__Work to complete__: Images are not part of the copy; write out the rest of the data exactly as given.

__Entries shown__:
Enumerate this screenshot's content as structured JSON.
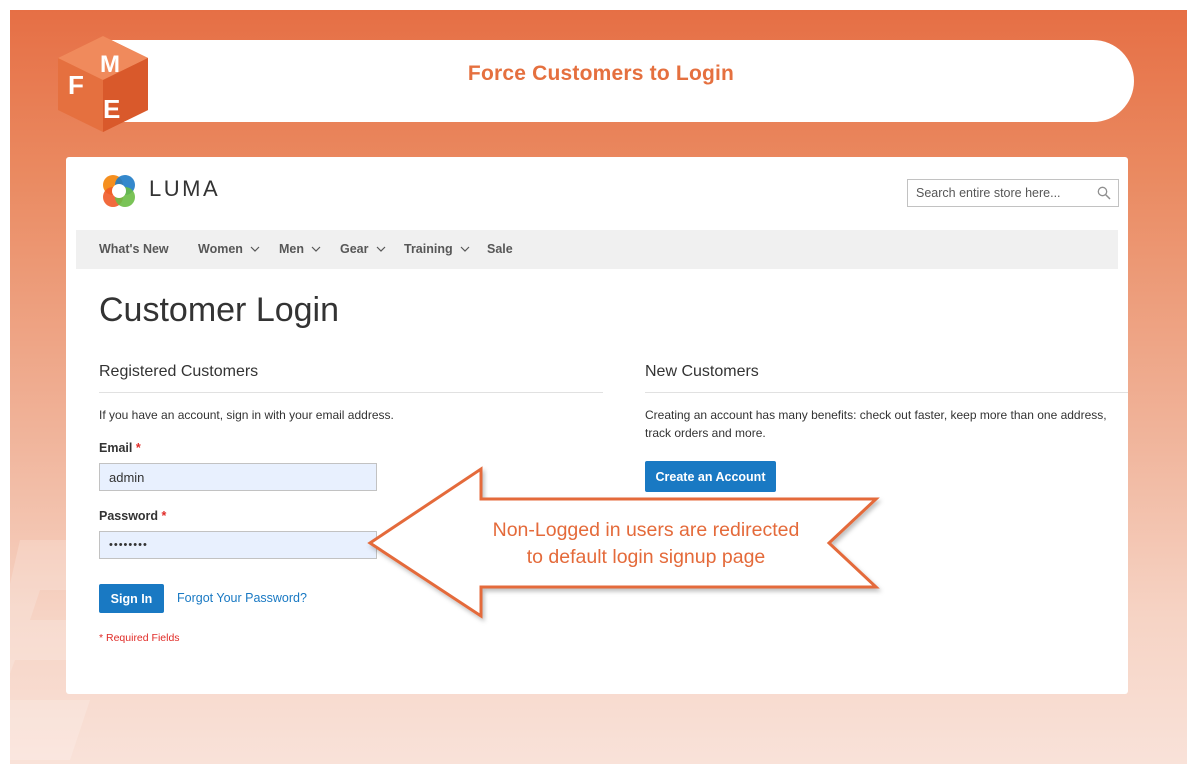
{
  "banner": {
    "title": "Force Customers to Login",
    "logo_letters": [
      "F",
      "M",
      "E"
    ]
  },
  "store": {
    "logo_text": "LUMA",
    "search": {
      "placeholder": "Search entire store here..."
    },
    "nav": [
      {
        "label": "What's New",
        "has_dropdown": false
      },
      {
        "label": "Women",
        "has_dropdown": true
      },
      {
        "label": "Men",
        "has_dropdown": true
      },
      {
        "label": "Gear",
        "has_dropdown": true
      },
      {
        "label": "Training",
        "has_dropdown": true
      },
      {
        "label": "Sale",
        "has_dropdown": false
      }
    ]
  },
  "login": {
    "page_title": "Customer Login",
    "registered": {
      "title": "Registered Customers",
      "note": "If you have an account, sign in with your email address.",
      "email_label": "Email",
      "email_value": "admin",
      "password_label": "Password",
      "password_value": "••••••••",
      "required_marker": "*",
      "sign_in": "Sign In",
      "forgot": "Forgot Your Password?",
      "required_note": "* Required Fields"
    },
    "new_customers": {
      "title": "New Customers",
      "note_line1": "Creating an account has many benefits: check out faster, keep more than one address,",
      "note_line2": "track orders and more.",
      "create_account": "Create an Account"
    }
  },
  "callout": {
    "line1": "Non-Logged in users are redirected",
    "line2": "to default login signup page"
  },
  "colors": {
    "accent_orange": "#e5703f",
    "magento_blue": "#1979c3",
    "required_red": "#e02b27"
  }
}
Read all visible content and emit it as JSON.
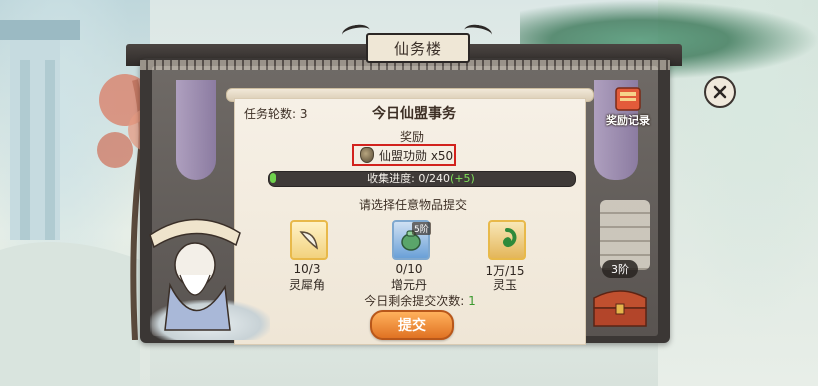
{
  "building_sign": "仙务楼",
  "panel": {
    "round_label": "任务轮数: 3",
    "title": "今日仙盟事务",
    "reward_heading": "奖励",
    "reward_text": "仙盟功勋 x50"
  },
  "progress": {
    "label": "收集进度: 0/240",
    "plus": "(+5)",
    "current": 0,
    "total": 240
  },
  "instruction": "请选择任意物品提交",
  "items": [
    {
      "count": "10/3",
      "name": "灵犀角",
      "badge": ""
    },
    {
      "count": "0/10",
      "name": "增元丹",
      "badge": "5阶"
    },
    {
      "count": "1万/15",
      "name": "灵玉",
      "badge": ""
    }
  ],
  "remaining": {
    "label": "今日剩余提交次数:",
    "value": "1"
  },
  "submit_label": "提交",
  "reward_record_label": "奖励记录",
  "tier_pill": "3阶",
  "colors": {
    "frame": "#3b3735",
    "parchment": "#f6f0e6",
    "progress_fill": "#6fd14d",
    "highlight_box": "#d2221d",
    "submit_button": "#e07223"
  }
}
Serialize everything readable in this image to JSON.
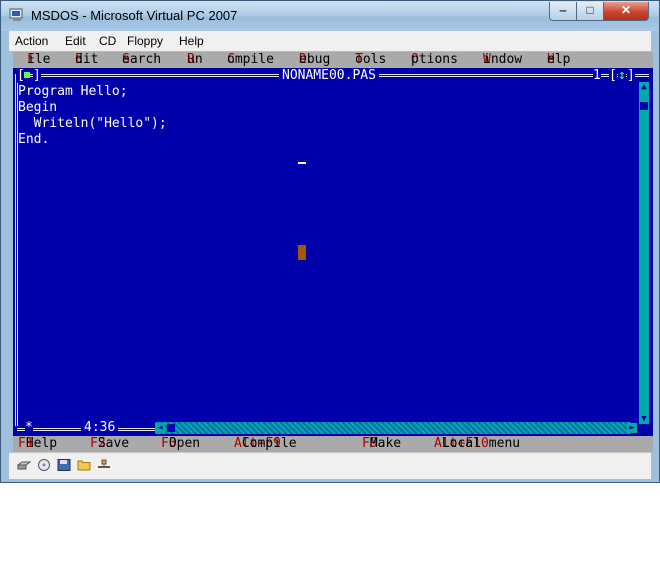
{
  "window": {
    "title": "MSDOS - Microsoft Virtual PC 2007",
    "min_glyph": "‒",
    "max_glyph": "□",
    "close_glyph": "✕"
  },
  "host_menu": [
    {
      "label": "Action"
    },
    {
      "label": "Edit"
    },
    {
      "label": "CD"
    },
    {
      "label": "Floppy"
    },
    {
      "label": "Help"
    }
  ],
  "ide_menu": [
    {
      "hot": "F",
      "rest": "ile"
    },
    {
      "hot": "E",
      "rest": "dit"
    },
    {
      "hot": "S",
      "rest": "earch"
    },
    {
      "hot": "R",
      "rest": "un"
    },
    {
      "hot": "C",
      "rest": "ompile"
    },
    {
      "hot": "D",
      "rest": "ebug"
    },
    {
      "hot": "T",
      "rest": "ools"
    },
    {
      "hot": "O",
      "rest": "ptions"
    },
    {
      "hot": "W",
      "rest": "indow"
    },
    {
      "hot": "H",
      "rest": "elp"
    }
  ],
  "editor": {
    "filename": "NONAME00.PAS",
    "window_number": "1",
    "left_bracket": "[",
    "right_bracket": "]",
    "close_box_glyph": "■",
    "zoom_glyph": "↕",
    "code_lines": [
      "Program Hello;",
      "Begin",
      "  Writeln(\"Hello\");",
      "End."
    ],
    "cursor_position": "4:36",
    "modified_marker": "*"
  },
  "help_bar": [
    {
      "key": "F1",
      "label": "Help"
    },
    {
      "key": "F2",
      "label": "Save"
    },
    {
      "key": "F3",
      "label": "Open"
    },
    {
      "key": "Alt+F9",
      "label": "Compile"
    },
    {
      "key": "F9",
      "label": "Make"
    },
    {
      "key": "Alt+F10",
      "label": "Local menu"
    }
  ],
  "colors": {
    "editor_bg": "#0000aa",
    "menu_bg": "#aaaaaa",
    "hotkey": "#aa0000",
    "scrollbar": "#00aaaa"
  },
  "status_icons": [
    "hard-disk-icon",
    "cd-drive-icon",
    "floppy-icon",
    "shared-folder-icon",
    "network-icon"
  ]
}
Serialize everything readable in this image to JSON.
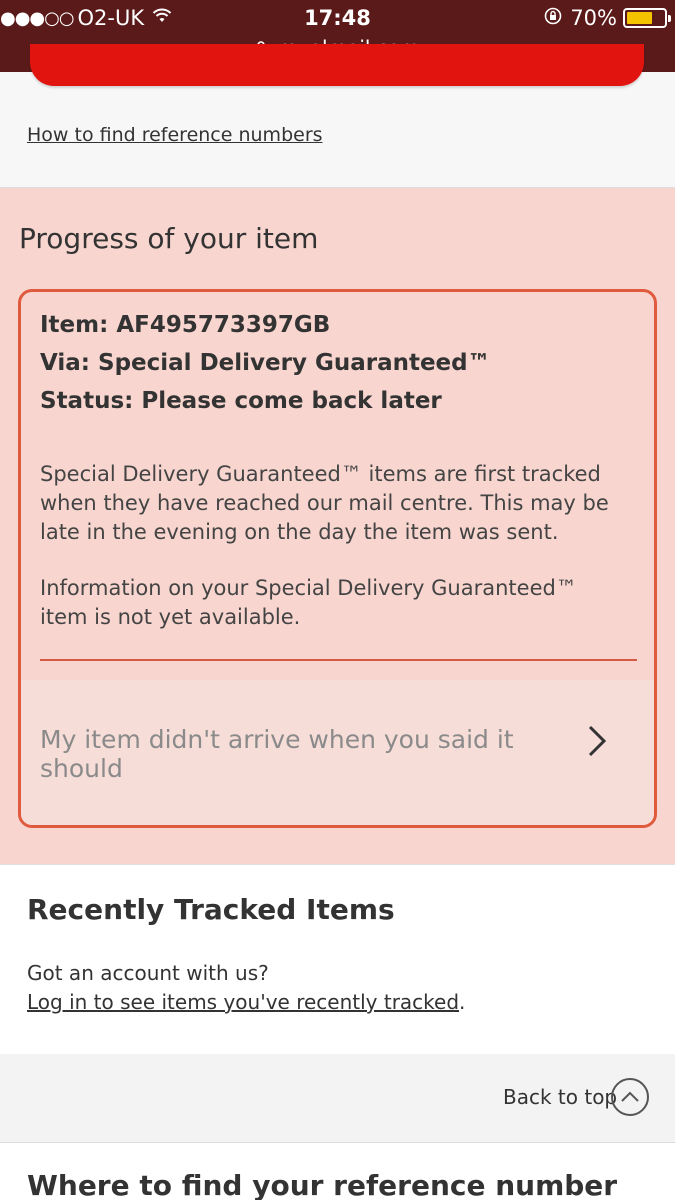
{
  "status_bar": {
    "signal": "●●●○○",
    "carrier": "O2-UK",
    "wifi_icon": "wifi-icon",
    "time": "17:48",
    "battery_percent": "70%",
    "battery_level": 0.7,
    "url": "royalmail.com"
  },
  "top": {
    "reference_link": "How to find reference numbers"
  },
  "progress": {
    "title": "Progress of your item",
    "item_line": "Item: AF495773397GB",
    "via_line": "Via: Special Delivery Guaranteed™",
    "status_line": "Status: Please come back later",
    "description_1": "Special Delivery Guaranteed™ items are first tracked when they have reached our mail centre. This may be late in the evening on the day the item was sent.",
    "description_2": "Information on your Special Delivery Guaranteed™ item is not yet available.",
    "didnt_arrive_label": "My item didn't arrive when you said it should"
  },
  "recent": {
    "title": "Recently Tracked Items",
    "question": "Got an account with us?",
    "login_link": "Log in to see items you've recently tracked",
    "login_suffix": "."
  },
  "back_to_top": {
    "label": "Back to top"
  },
  "where": {
    "title": "Where to find your reference number"
  },
  "colors": {
    "brand_red": "#e1140f",
    "panel_pink": "#f8d6cf",
    "card_border": "#e05a3d",
    "status_bar": "#5b1a1a"
  }
}
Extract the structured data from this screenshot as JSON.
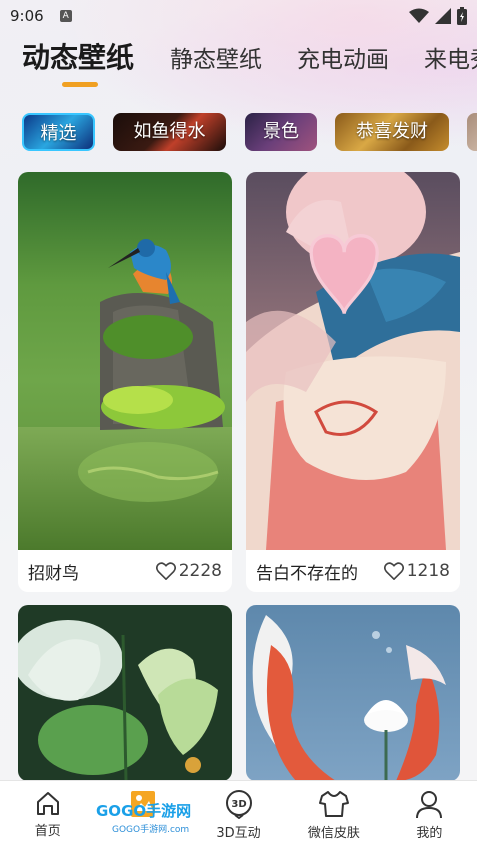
{
  "status": {
    "time": "9:06",
    "notif": "A"
  },
  "tabs": [
    {
      "label": "动态壁纸",
      "active": true
    },
    {
      "label": "静态壁纸",
      "active": false
    },
    {
      "label": "充电动画",
      "active": false
    },
    {
      "label": "来电秀",
      "active": false
    }
  ],
  "chips": [
    {
      "label": "精选"
    },
    {
      "label": "如鱼得水"
    },
    {
      "label": "景色"
    },
    {
      "label": "恭喜发财"
    }
  ],
  "cards": [
    {
      "title": "招财鸟",
      "likes": "2228"
    },
    {
      "title": "告白不存在的",
      "likes": "1218"
    },
    {
      "title": "",
      "likes": ""
    },
    {
      "title": "",
      "likes": ""
    }
  ],
  "nav": [
    {
      "label": "首页",
      "icon": "home-icon"
    },
    {
      "label": "",
      "icon": "wallpaper-icon"
    },
    {
      "label": "3D互动",
      "icon": "3d-icon"
    },
    {
      "label": "微信皮肤",
      "icon": "tshirt-icon"
    },
    {
      "label": "我的",
      "icon": "user-icon"
    }
  ],
  "watermark": {
    "text": "GOGO手游网",
    "sub": "GOGO手游网.com"
  },
  "colors": {
    "accent": "#f0a021",
    "watermark": "#1aa0e8"
  }
}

__Solution to this problem__:
Enumerate this screenshot's content as structured JSON.
{
  "banner": {
    "title": "Force Customers to Login",
    "logo_letters": [
      "F",
      "M",
      "E"
    ]
  },
  "store": {
    "logo_text": "LUMA",
    "search": {
      "placeholder": "Search entire store here..."
    },
    "nav": [
      {
        "label": "What's New",
        "has_dropdown": false
      },
      {
        "label": "Women",
        "has_dropdown": true
      },
      {
        "label": "Men",
        "has_dropdown": true
      },
      {
        "label": "Gear",
        "has_dropdown": true
      },
      {
        "label": "Training",
        "has_dropdown": true
      },
      {
        "label": "Sale",
        "has_dropdown": false
      }
    ]
  },
  "login": {
    "page_title": "Customer Login",
    "registered": {
      "title": "Registered Customers",
      "note": "If you have an account, sign in with your email address.",
      "email_label": "Email",
      "email_value": "admin",
      "password_label": "Password",
      "password_value": "••••••••",
      "required_marker": "*",
      "sign_in": "Sign In",
      "forgot": "Forgot Your Password?",
      "required_note": "* Required Fields"
    },
    "new_customers": {
      "title": "New Customers",
      "note_line1": "Creating an account has many benefits: check out faster, keep more than one address,",
      "note_line2": "track orders and more.",
      "create_account": "Create an Account"
    }
  },
  "callout": {
    "line1": "Non-Logged in users are redirected",
    "line2": "to default login signup page"
  },
  "colors": {
    "accent_orange": "#e5703f",
    "magento_blue": "#1979c3",
    "required_red": "#e02b27"
  }
}
Read all visible content and emit it as JSON.
{
  "building_sign": "仙务楼",
  "panel": {
    "round_label": "任务轮数: 3",
    "title": "今日仙盟事务",
    "reward_heading": "奖励",
    "reward_text": "仙盟功勋 x50"
  },
  "progress": {
    "label": "收集进度: 0/240",
    "plus": "(+5)",
    "current": 0,
    "total": 240
  },
  "instruction": "请选择任意物品提交",
  "items": [
    {
      "count": "10/3",
      "name": "灵犀角",
      "badge": ""
    },
    {
      "count": "0/10",
      "name": "增元丹",
      "badge": "5阶"
    },
    {
      "count": "1万/15",
      "name": "灵玉",
      "badge": ""
    }
  ],
  "remaining": {
    "label": "今日剩余提交次数:",
    "value": "1"
  },
  "submit_label": "提交",
  "reward_record_label": "奖励记录",
  "tier_pill": "3阶",
  "colors": {
    "frame": "#3b3735",
    "parchment": "#f6f0e6",
    "progress_fill": "#6fd14d",
    "highlight_box": "#d2221d",
    "submit_button": "#e07223"
  }
}
Serialize everything readable in this image to JSON.
{
  "window": {
    "title": "MSDOS - Microsoft Virtual PC 2007",
    "min_glyph": "‒",
    "max_glyph": "□",
    "close_glyph": "✕"
  },
  "host_menu": [
    {
      "label": "Action"
    },
    {
      "label": "Edit"
    },
    {
      "label": "CD"
    },
    {
      "label": "Floppy"
    },
    {
      "label": "Help"
    }
  ],
  "ide_menu": [
    {
      "hot": "F",
      "rest": "ile"
    },
    {
      "hot": "E",
      "rest": "dit"
    },
    {
      "hot": "S",
      "rest": "earch"
    },
    {
      "hot": "R",
      "rest": "un"
    },
    {
      "hot": "C",
      "rest": "ompile"
    },
    {
      "hot": "D",
      "rest": "ebug"
    },
    {
      "hot": "T",
      "rest": "ools"
    },
    {
      "hot": "O",
      "rest": "ptions"
    },
    {
      "hot": "W",
      "rest": "indow"
    },
    {
      "hot": "H",
      "rest": "elp"
    }
  ],
  "editor": {
    "filename": "NONAME00.PAS",
    "window_number": "1",
    "left_bracket": "[",
    "right_bracket": "]",
    "close_box_glyph": "■",
    "zoom_glyph": "↕",
    "code_lines": [
      "Program Hello;",
      "Begin",
      "  Writeln(\"Hello\");",
      "End."
    ],
    "cursor_position": "4:36",
    "modified_marker": "*"
  },
  "help_bar": [
    {
      "key": "F1",
      "label": "Help"
    },
    {
      "key": "F2",
      "label": "Save"
    },
    {
      "key": "F3",
      "label": "Open"
    },
    {
      "key": "Alt+F9",
      "label": "Compile"
    },
    {
      "key": "F9",
      "label": "Make"
    },
    {
      "key": "Alt+F10",
      "label": "Local menu"
    }
  ],
  "colors": {
    "editor_bg": "#0000aa",
    "menu_bg": "#aaaaaa",
    "hotkey": "#aa0000",
    "scrollbar": "#00aaaa"
  },
  "status_icons": [
    "hard-disk-icon",
    "cd-drive-icon",
    "floppy-icon",
    "shared-folder-icon",
    "network-icon"
  ]
}
Serialize everything readable in this image to JSON.
{
  "status_bar": {
    "signal": "●●●○○",
    "carrier": "O2-UK",
    "wifi_icon": "wifi-icon",
    "time": "17:48",
    "battery_percent": "70%",
    "battery_level": 0.7,
    "url": "royalmail.com"
  },
  "top": {
    "reference_link": "How to find reference numbers"
  },
  "progress": {
    "title": "Progress of your item",
    "item_line": "Item: AF495773397GB",
    "via_line": "Via: Special Delivery Guaranteed™",
    "status_line": "Status: Please come back later",
    "description_1": "Special Delivery Guaranteed™ items are first tracked when they have reached our mail centre. This may be late in the evening on the day the item was sent.",
    "description_2": "Information on your Special Delivery Guaranteed™ item is not yet available.",
    "didnt_arrive_label": "My item didn't arrive when you said it should"
  },
  "recent": {
    "title": "Recently Tracked Items",
    "question": "Got an account with us?",
    "login_link": "Log in to see items you've recently tracked",
    "login_suffix": "."
  },
  "back_to_top": {
    "label": "Back to top"
  },
  "where": {
    "title": "Where to find your reference number"
  },
  "colors": {
    "brand_red": "#e1140f",
    "panel_pink": "#f8d6cf",
    "card_border": "#e05a3d",
    "status_bar": "#5b1a1a"
  }
}
Extract the structured data from this screenshot as JSON.
{
  "status": {
    "time": "9:06",
    "notif": "A"
  },
  "tabs": [
    {
      "label": "动态壁纸",
      "active": true
    },
    {
      "label": "静态壁纸",
      "active": false
    },
    {
      "label": "充电动画",
      "active": false
    },
    {
      "label": "来电秀",
      "active": false
    }
  ],
  "chips": [
    {
      "label": "精选"
    },
    {
      "label": "如鱼得水"
    },
    {
      "label": "景色"
    },
    {
      "label": "恭喜发财"
    }
  ],
  "cards": [
    {
      "title": "招财鸟",
      "likes": "2228"
    },
    {
      "title": "告白不存在的",
      "likes": "1218"
    },
    {
      "title": "",
      "likes": ""
    },
    {
      "title": "",
      "likes": ""
    }
  ],
  "nav": [
    {
      "label": "首页",
      "icon": "home-icon"
    },
    {
      "label": "",
      "icon": "wallpaper-icon"
    },
    {
      "label": "3D互动",
      "icon": "3d-icon"
    },
    {
      "label": "微信皮肤",
      "icon": "tshirt-icon"
    },
    {
      "label": "我的",
      "icon": "user-icon"
    }
  ],
  "watermark": {
    "text": "GOGO手游网",
    "sub": "GOGO手游网.com"
  },
  "colors": {
    "accent": "#f0a021",
    "watermark": "#1aa0e8"
  }
}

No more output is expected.